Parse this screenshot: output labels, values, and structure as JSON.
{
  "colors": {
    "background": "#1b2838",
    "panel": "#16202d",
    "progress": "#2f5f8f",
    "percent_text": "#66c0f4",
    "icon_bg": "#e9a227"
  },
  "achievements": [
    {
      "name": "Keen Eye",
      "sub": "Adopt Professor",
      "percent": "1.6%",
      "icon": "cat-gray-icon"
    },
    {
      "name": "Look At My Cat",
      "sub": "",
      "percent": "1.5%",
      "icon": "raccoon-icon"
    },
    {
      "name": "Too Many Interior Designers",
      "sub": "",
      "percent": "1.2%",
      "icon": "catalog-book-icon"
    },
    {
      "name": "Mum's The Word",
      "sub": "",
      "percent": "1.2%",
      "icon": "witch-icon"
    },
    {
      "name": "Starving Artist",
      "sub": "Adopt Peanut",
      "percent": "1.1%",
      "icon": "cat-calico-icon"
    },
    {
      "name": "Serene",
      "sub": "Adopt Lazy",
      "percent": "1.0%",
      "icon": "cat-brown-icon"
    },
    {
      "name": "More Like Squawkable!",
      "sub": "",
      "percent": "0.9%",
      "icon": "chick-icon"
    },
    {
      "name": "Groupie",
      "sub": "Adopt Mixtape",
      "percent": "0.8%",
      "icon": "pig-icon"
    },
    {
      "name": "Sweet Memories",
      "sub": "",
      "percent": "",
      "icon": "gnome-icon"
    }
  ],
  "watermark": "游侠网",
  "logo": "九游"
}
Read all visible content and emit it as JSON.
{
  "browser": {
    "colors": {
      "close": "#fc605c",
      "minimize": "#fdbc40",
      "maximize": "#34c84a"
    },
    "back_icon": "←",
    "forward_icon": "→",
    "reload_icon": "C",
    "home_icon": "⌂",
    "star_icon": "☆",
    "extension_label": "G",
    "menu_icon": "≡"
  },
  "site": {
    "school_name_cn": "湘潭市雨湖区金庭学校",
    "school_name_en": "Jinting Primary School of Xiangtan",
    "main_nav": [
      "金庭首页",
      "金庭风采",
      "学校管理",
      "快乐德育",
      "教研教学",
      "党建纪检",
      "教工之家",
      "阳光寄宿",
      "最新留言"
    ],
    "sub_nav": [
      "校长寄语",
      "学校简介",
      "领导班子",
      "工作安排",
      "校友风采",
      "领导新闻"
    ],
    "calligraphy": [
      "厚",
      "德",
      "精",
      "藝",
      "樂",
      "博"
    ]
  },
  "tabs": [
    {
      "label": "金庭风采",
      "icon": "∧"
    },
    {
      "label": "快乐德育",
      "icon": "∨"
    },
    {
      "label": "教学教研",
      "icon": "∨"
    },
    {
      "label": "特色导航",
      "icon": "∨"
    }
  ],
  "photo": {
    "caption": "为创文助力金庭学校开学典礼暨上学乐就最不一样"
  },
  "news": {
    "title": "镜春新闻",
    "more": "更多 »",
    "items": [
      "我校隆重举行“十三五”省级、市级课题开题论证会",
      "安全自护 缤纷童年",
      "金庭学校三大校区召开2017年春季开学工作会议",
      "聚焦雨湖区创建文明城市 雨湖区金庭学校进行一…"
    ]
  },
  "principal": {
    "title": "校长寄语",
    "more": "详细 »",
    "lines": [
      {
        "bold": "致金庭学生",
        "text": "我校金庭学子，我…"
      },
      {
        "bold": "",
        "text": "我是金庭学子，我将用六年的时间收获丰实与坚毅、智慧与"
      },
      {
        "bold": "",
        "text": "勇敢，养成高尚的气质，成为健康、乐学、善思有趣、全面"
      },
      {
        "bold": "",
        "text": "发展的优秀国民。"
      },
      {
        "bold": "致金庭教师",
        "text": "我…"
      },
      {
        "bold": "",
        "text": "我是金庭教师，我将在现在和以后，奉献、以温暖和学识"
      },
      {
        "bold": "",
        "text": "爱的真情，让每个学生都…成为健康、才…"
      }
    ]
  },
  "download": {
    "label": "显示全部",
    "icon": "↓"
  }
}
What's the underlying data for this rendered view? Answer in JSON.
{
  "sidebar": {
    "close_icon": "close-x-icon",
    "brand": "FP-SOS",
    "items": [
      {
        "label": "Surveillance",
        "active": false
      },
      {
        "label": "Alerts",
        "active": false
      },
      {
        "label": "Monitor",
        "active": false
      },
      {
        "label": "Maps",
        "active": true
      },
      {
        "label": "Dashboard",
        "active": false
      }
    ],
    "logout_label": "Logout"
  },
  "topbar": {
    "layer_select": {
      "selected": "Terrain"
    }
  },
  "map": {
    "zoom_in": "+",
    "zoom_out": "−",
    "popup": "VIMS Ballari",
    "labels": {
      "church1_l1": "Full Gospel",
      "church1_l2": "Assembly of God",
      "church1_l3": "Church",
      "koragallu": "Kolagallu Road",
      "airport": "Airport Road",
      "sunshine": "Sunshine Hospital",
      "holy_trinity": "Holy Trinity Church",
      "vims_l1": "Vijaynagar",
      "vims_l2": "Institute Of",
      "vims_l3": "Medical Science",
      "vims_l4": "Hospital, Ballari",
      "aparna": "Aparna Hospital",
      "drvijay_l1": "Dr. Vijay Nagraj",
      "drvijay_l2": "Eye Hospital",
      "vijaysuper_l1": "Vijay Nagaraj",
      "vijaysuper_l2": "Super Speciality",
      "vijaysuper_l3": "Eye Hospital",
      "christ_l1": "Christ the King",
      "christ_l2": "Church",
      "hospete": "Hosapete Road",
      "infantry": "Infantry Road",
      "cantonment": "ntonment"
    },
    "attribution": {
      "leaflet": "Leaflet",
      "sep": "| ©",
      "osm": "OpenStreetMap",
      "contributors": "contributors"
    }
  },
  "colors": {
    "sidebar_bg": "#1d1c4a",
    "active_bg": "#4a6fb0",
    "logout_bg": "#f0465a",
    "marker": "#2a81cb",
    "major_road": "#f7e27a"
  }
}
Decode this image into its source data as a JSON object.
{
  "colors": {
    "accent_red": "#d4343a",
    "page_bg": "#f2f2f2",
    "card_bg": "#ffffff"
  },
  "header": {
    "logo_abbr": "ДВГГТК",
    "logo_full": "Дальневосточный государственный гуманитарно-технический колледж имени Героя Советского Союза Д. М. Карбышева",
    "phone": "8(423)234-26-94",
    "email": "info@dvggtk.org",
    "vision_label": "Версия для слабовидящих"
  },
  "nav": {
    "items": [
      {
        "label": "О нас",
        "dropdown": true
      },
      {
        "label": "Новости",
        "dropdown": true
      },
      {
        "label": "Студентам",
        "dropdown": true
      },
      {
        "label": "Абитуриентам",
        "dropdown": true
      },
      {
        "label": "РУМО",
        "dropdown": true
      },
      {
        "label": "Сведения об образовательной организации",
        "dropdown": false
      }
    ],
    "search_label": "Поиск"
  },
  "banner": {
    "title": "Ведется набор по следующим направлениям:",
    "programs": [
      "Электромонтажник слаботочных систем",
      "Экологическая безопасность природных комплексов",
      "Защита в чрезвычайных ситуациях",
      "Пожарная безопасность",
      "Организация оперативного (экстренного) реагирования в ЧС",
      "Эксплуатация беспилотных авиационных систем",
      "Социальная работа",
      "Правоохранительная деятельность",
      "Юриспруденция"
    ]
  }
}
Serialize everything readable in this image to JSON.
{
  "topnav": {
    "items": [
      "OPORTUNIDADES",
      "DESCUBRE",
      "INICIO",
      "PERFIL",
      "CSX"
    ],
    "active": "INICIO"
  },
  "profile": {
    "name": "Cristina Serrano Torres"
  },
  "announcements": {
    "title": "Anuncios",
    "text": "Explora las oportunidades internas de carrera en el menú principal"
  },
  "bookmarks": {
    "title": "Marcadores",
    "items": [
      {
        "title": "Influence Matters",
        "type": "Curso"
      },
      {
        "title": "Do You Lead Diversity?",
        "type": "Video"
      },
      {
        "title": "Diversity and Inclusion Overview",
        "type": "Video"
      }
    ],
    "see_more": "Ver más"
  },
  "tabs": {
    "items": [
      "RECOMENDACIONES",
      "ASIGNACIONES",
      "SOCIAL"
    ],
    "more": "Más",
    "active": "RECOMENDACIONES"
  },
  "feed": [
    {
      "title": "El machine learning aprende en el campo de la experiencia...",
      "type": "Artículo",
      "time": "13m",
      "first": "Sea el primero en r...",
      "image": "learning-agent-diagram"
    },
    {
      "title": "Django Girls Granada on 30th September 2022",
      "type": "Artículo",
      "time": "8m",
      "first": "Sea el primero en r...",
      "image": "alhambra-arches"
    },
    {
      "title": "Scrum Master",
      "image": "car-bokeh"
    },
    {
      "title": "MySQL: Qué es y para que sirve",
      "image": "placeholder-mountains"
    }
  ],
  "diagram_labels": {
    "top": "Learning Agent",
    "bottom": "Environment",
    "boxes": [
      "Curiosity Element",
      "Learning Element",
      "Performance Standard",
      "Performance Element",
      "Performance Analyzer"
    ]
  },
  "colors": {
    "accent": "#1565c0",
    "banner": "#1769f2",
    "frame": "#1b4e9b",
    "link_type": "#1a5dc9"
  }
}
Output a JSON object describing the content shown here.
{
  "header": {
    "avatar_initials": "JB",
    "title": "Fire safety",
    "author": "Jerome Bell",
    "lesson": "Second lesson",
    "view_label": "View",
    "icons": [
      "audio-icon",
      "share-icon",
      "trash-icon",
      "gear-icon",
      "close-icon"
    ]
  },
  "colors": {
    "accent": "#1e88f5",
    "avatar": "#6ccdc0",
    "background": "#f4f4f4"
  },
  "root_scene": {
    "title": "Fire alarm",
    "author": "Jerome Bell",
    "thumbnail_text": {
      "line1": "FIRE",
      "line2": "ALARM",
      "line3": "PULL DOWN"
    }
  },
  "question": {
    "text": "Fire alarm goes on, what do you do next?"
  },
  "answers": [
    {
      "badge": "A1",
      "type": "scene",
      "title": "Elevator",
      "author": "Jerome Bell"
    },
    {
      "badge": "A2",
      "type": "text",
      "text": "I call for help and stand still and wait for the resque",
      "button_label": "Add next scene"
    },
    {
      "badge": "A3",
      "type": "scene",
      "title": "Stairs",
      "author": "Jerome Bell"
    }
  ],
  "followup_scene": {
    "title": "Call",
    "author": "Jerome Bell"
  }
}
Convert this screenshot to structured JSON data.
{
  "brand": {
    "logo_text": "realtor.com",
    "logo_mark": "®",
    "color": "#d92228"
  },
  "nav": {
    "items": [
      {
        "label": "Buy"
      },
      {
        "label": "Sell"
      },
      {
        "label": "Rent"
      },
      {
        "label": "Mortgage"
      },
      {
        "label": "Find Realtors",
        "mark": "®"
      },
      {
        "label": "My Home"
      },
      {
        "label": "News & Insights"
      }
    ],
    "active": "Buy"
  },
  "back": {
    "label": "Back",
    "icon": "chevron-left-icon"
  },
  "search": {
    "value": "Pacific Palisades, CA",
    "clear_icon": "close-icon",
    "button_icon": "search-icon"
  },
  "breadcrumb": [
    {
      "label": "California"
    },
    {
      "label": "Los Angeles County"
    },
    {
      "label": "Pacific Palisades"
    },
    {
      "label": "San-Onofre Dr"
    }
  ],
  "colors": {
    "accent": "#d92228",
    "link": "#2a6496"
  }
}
··········
▸ **Work instructions**: Using the listing, copy every line where the word "principal" shows up.

▸ **Full solution**:
  "principal": {
    "text": "Explora las oportunidades internas de carrera en el menú principal"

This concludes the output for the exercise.